Requirements | Pick every line from the data that holds the word "image".

Given entries |
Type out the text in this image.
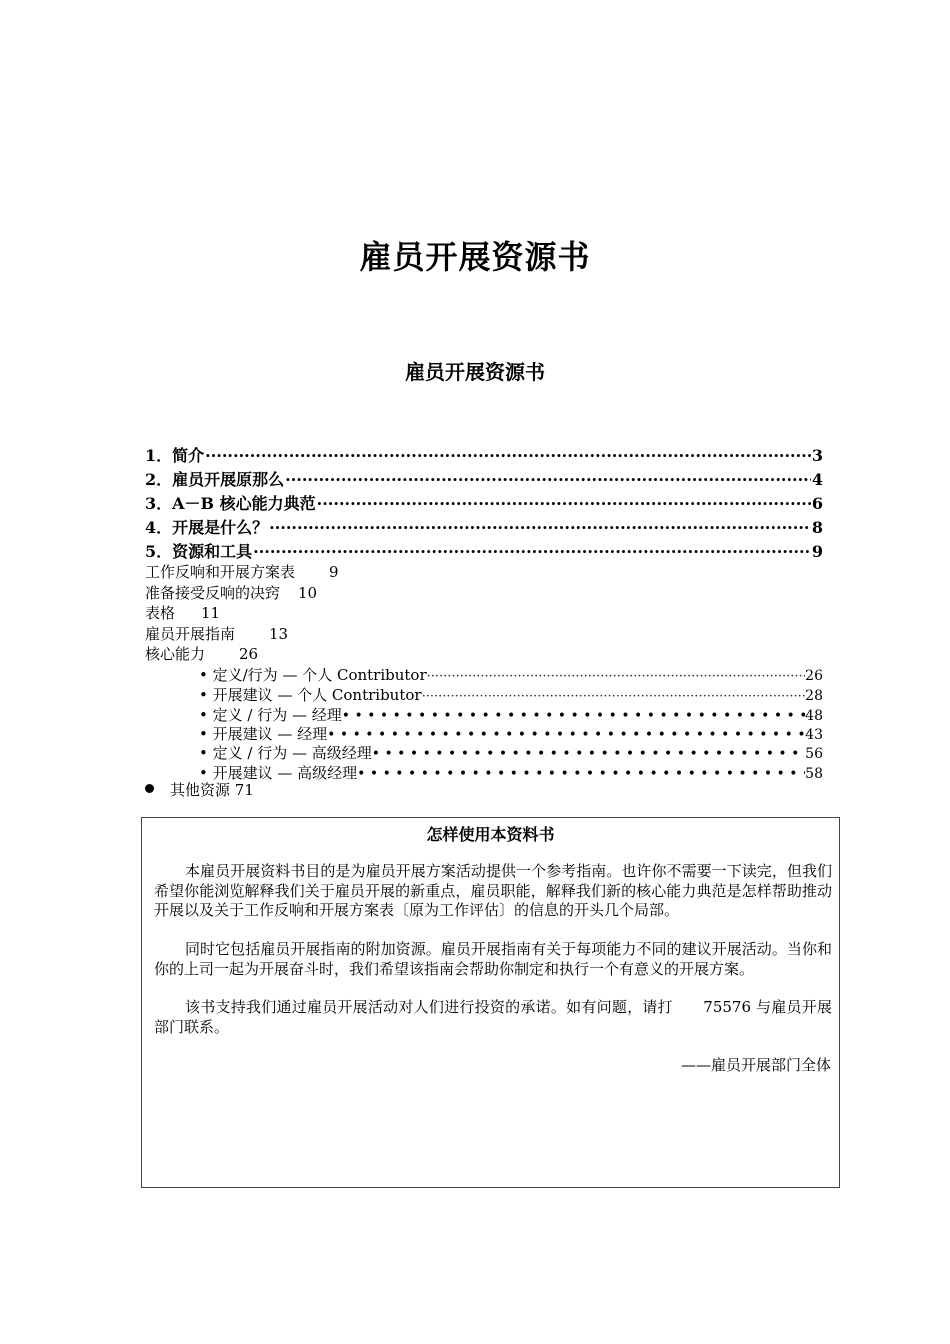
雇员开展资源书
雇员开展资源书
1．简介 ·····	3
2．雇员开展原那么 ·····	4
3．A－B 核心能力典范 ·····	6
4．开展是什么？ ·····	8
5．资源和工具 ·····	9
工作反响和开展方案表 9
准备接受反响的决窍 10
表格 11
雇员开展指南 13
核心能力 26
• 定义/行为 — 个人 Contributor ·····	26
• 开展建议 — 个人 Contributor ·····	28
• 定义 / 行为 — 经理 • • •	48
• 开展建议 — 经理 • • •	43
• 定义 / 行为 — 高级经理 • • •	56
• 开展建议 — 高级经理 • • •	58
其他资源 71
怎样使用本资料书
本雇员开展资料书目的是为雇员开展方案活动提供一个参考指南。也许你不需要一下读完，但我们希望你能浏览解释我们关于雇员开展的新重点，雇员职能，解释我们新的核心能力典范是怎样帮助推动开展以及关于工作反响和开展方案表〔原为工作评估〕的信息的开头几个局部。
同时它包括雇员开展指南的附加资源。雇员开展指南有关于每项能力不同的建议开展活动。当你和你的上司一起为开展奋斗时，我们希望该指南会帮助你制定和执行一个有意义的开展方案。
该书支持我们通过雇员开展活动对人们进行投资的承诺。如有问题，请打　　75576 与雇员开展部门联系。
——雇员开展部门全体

...

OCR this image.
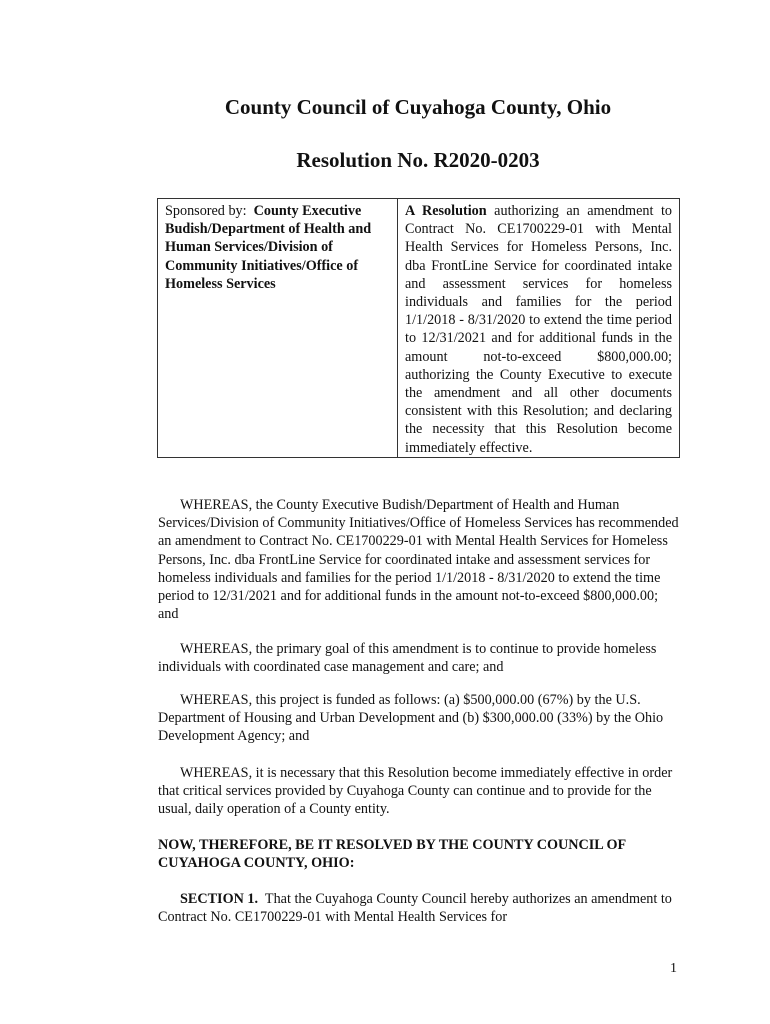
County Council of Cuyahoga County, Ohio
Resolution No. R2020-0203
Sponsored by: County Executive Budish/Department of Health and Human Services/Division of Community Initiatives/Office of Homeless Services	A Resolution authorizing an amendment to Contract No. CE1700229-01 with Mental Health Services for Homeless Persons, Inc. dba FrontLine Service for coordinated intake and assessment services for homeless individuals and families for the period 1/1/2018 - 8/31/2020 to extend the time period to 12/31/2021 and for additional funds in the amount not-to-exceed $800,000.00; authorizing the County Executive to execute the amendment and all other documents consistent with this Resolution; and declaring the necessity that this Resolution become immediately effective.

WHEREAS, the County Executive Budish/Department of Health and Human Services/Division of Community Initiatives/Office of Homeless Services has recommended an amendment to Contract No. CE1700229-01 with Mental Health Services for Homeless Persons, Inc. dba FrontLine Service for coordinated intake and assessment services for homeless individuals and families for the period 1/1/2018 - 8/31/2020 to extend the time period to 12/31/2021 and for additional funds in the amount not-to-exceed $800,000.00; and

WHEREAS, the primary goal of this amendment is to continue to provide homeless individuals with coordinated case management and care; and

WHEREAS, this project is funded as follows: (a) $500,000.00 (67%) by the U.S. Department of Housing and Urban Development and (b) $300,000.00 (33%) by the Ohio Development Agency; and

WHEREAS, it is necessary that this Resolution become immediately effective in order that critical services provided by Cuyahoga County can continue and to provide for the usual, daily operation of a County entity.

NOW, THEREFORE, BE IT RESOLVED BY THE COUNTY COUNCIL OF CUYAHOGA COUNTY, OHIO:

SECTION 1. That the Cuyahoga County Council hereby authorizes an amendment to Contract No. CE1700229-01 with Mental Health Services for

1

Answer for the task |
Type out the text in this image.
OCR this image.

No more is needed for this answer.